:: Recorded information ::
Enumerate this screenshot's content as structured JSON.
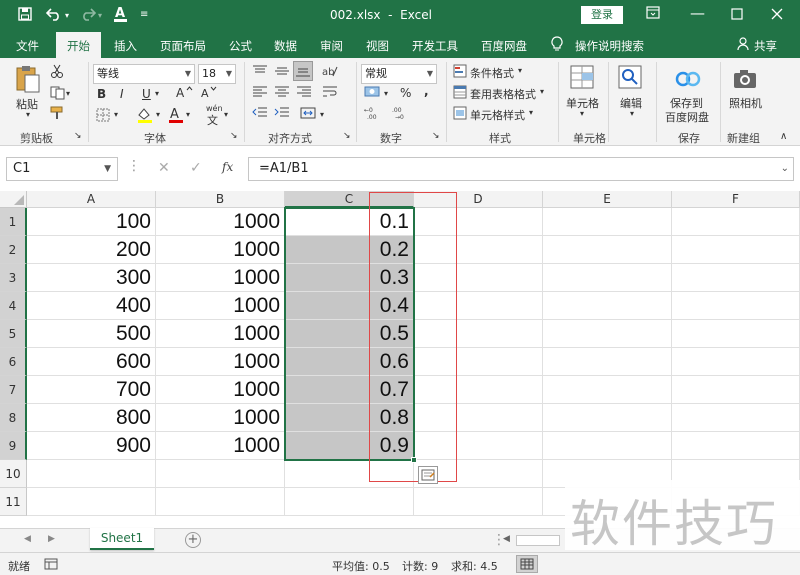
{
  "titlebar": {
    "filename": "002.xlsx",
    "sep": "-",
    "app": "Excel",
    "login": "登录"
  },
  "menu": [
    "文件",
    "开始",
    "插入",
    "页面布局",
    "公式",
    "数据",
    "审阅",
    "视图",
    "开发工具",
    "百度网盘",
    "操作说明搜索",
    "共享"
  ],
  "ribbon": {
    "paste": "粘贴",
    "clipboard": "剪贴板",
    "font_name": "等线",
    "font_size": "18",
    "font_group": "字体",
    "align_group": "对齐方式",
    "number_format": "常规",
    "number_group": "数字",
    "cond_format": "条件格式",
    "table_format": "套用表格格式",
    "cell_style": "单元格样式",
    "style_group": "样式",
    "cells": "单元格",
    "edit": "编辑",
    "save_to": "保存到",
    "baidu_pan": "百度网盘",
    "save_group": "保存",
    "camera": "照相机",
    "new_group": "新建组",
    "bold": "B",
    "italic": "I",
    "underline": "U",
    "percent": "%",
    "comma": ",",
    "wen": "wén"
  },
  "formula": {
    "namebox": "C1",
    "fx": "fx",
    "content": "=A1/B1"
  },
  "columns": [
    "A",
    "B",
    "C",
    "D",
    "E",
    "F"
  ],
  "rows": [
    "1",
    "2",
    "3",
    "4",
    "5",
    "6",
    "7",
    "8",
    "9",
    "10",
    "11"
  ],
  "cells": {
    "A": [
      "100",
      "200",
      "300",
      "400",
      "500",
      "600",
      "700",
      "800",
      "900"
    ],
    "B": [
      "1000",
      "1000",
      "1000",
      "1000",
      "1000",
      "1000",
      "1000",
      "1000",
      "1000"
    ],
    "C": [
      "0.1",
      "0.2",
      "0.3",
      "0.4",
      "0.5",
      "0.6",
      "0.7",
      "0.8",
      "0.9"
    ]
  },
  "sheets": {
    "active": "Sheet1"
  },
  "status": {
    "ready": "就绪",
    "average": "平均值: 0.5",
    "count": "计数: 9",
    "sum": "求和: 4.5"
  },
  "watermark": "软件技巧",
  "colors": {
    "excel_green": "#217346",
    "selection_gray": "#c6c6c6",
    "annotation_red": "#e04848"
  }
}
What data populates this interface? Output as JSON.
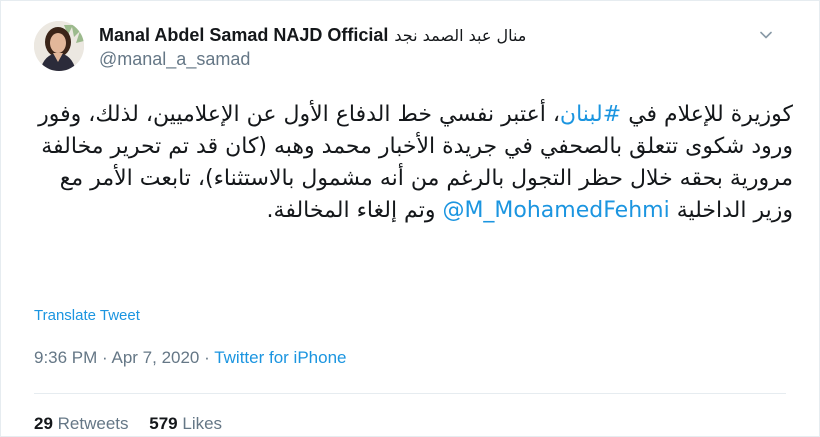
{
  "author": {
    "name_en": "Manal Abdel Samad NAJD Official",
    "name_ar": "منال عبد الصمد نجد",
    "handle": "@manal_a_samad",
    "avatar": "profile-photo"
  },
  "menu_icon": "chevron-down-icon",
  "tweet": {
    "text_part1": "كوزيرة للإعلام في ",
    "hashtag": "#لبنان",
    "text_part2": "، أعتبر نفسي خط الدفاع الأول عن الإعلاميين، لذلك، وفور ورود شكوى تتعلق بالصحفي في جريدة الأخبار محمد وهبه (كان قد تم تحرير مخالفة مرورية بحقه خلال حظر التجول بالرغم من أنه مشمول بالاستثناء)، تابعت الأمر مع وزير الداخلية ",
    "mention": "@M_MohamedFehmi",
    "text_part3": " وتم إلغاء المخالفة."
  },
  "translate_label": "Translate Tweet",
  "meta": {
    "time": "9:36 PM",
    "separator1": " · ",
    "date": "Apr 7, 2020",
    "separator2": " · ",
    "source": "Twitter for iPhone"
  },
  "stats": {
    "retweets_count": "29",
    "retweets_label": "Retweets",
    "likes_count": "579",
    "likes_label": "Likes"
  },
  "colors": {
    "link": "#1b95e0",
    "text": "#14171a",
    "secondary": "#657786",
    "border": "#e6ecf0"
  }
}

:: What to work on ::
Return all the entries word for word, but omit any pictures they contain.

:: Reply ::
Enumerate this screenshot's content as structured JSON.
{
  "titlebar": {
    "filename": "002.xlsx",
    "sep": "-",
    "app": "Excel",
    "login": "登录"
  },
  "menu": [
    "文件",
    "开始",
    "插入",
    "页面布局",
    "公式",
    "数据",
    "审阅",
    "视图",
    "开发工具",
    "百度网盘",
    "操作说明搜索",
    "共享"
  ],
  "ribbon": {
    "paste": "粘贴",
    "clipboard": "剪贴板",
    "font_name": "等线",
    "font_size": "18",
    "font_group": "字体",
    "align_group": "对齐方式",
    "number_format": "常规",
    "number_group": "数字",
    "cond_format": "条件格式",
    "table_format": "套用表格格式",
    "cell_style": "单元格样式",
    "style_group": "样式",
    "cells": "单元格",
    "edit": "编辑",
    "save_to": "保存到",
    "baidu_pan": "百度网盘",
    "save_group": "保存",
    "camera": "照相机",
    "new_group": "新建组",
    "bold": "B",
    "italic": "I",
    "underline": "U",
    "percent": "%",
    "comma": ",",
    "wen": "wén"
  },
  "formula": {
    "namebox": "C1",
    "fx": "fx",
    "content": "=A1/B1"
  },
  "columns": [
    "A",
    "B",
    "C",
    "D",
    "E",
    "F"
  ],
  "rows": [
    "1",
    "2",
    "3",
    "4",
    "5",
    "6",
    "7",
    "8",
    "9",
    "10",
    "11"
  ],
  "cells": {
    "A": [
      "100",
      "200",
      "300",
      "400",
      "500",
      "600",
      "700",
      "800",
      "900"
    ],
    "B": [
      "1000",
      "1000",
      "1000",
      "1000",
      "1000",
      "1000",
      "1000",
      "1000",
      "1000"
    ],
    "C": [
      "0.1",
      "0.2",
      "0.3",
      "0.4",
      "0.5",
      "0.6",
      "0.7",
      "0.8",
      "0.9"
    ]
  },
  "sheets": {
    "active": "Sheet1"
  },
  "status": {
    "ready": "就绪",
    "average": "平均值: 0.5",
    "count": "计数: 9",
    "sum": "求和: 4.5"
  },
  "watermark": "软件技巧",
  "colors": {
    "excel_green": "#217346",
    "selection_gray": "#c6c6c6",
    "annotation_red": "#e04848"
  }
}
What data populates this interface? Output as JSON.
{
  "author": {
    "name_en": "Manal Abdel Samad NAJD Official",
    "name_ar": "منال عبد الصمد نجد",
    "handle": "@manal_a_samad",
    "avatar": "profile-photo"
  },
  "menu_icon": "chevron-down-icon",
  "tweet": {
    "text_part1": "كوزيرة للإعلام في ",
    "hashtag": "#لبنان",
    "text_part2": "، أعتبر نفسي خط الدفاع الأول عن الإعلاميين، لذلك، وفور ورود شكوى تتعلق بالصحفي في جريدة الأخبار محمد وهبه (كان قد تم تحرير مخالفة مرورية بحقه خلال حظر التجول بالرغم من أنه مشمول بالاستثناء)، تابعت الأمر مع وزير الداخلية ",
    "mention": "@M_MohamedFehmi",
    "text_part3": " وتم إلغاء المخالفة."
  },
  "translate_label": "Translate Tweet",
  "meta": {
    "time": "9:36 PM",
    "separator1": " · ",
    "date": "Apr 7, 2020",
    "separator2": " · ",
    "source": "Twitter for iPhone"
  },
  "stats": {
    "retweets_count": "29",
    "retweets_label": "Retweets",
    "likes_count": "579",
    "likes_label": "Likes"
  },
  "colors": {
    "link": "#1b95e0",
    "text": "#14171a",
    "secondary": "#657786",
    "border": "#e6ecf0"
  }
}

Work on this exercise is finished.